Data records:
[BEGIN]
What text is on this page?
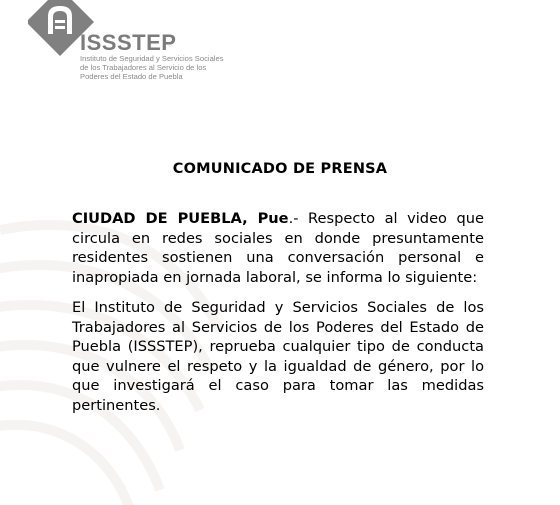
ISSSTEP
Instituto de Seguridad y Servicios Sociales de los Trabajadores al Servicio de los Poderes del Estado de Puebla
COMUNICADO DE PRENSA

CIUDAD DE PUEBLA, Pue.- Respecto al video que circula en redes sociales en donde presuntamente residentes sostienen una conversación personal e inapropiada en jornada laboral, se informa lo siguiente:

El Instituto de Seguridad y Servicios Sociales de los Trabajadores al Servicios de los Poderes del Estado de Puebla (ISSSTEP), reprueba cualquier tipo de conducta que vulnere el respeto y la igualdad de género, por lo que investigará el caso para tomar las medidas pertinentes.
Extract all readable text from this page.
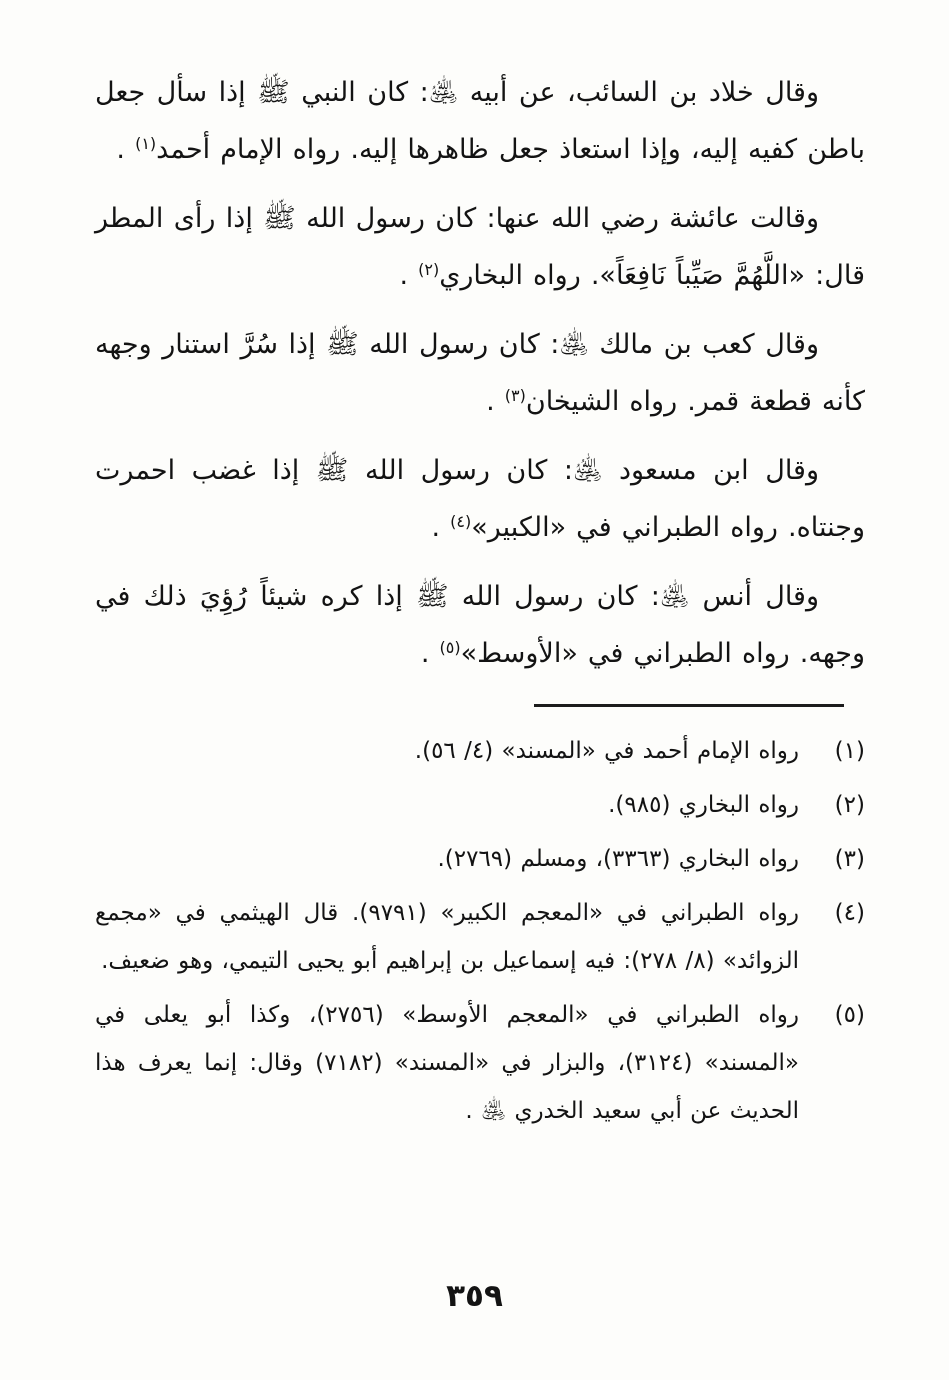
وقال خلاد بن السائب، عن أبيه ﵁: كان النبي ﷺ إذا سأل جعل باطن كفيه إليه، وإذا استعاذ جعل ظاهرها إليه. رواه الإمام أحمد$^{(١)}$ .

وقالت عائشة رضي الله عنها: كان رسول الله ﷺ إذا رأى المطر قال: «اللَّهُمَّ صَيِّباً نَافِعَاً». رواه البخاري$^{(٢)}$ .

وقال كعب بن مالك ﵁: كان رسول الله ﷺ إذا سُرَّ استنار وجهه كأنه قطعة قمر. رواه الشيخان$^{(٣)}$ .

وقال ابن مسعود ﵁: كان رسول الله ﷺ إذا غضب احمرت وجنتاه. رواه الطبراني في «الكبير»$^{(٤)}$ .

وقال أنس ﵁: كان رسول الله ﷺ إذا كره شيئاً رُؤِيَ ذلك في وجهه. رواه الطبراني في «الأوسط»$^{(٥)}$ .

(١)
رواه الإمام أحمد في «المسند» (٤/ ٥٦).
(٢)
رواه البخاري (٩٨٥).
(٣)
رواه البخاري (٣٣٦٣)، ومسلم (٢٧٦٩).
(٤)
رواه الطبراني في «المعجم الكبير» (٩٧٩١). قال الهيثمي في «مجمع الزوائد» (٨/ ٢٧٨): فيه إسماعيل بن إبراهيم أبو يحيى التيمي، وهو ضعيف.
(٥)
رواه الطبراني في «المعجم الأوسط» (٢٧٥٦)، وكذا أبو يعلى في «المسند» (٣١٢٤)، والبزار في «المسند» (٧١٨٢) وقال: إنما يعرف هذا الحديث عن أبي سعيد الخدري ﵁ .
٣٥٩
[END]
All lines of the data above that include the word "الطبراني" must be shown.

وقال ابن مسعود ﵁: كان رسول الله ﷺ إذا غضب احمرت وجنتاه. رواه الطبراني في «الكبير»$^{(٤)}$ .
وقال أنس ﵁: كان رسول الله ﷺ إذا كره شيئاً رُؤِيَ ذلك في وجهه. رواه الطبراني في «الأوسط»$^{(٥)}$ .
رواه الطبراني في «المعجم الكبير» (٩٧٩١). قال الهيثمي في «مجمع الزوائد» (٨/ ٢٧٨): فيه إسماعيل بن إبراهيم أبو يحيى التيمي، وهو ضعيف.
رواه الطبراني في «المعجم الأوسط» (٢٧٥٦)، وكذا أبو يعلى في «المسند» (٣١٢٤)، والبزار في «المسند» (٧١٨٢) وقال: إنما يعرف هذا الحديث عن أبي سعيد الخدري ﵁ .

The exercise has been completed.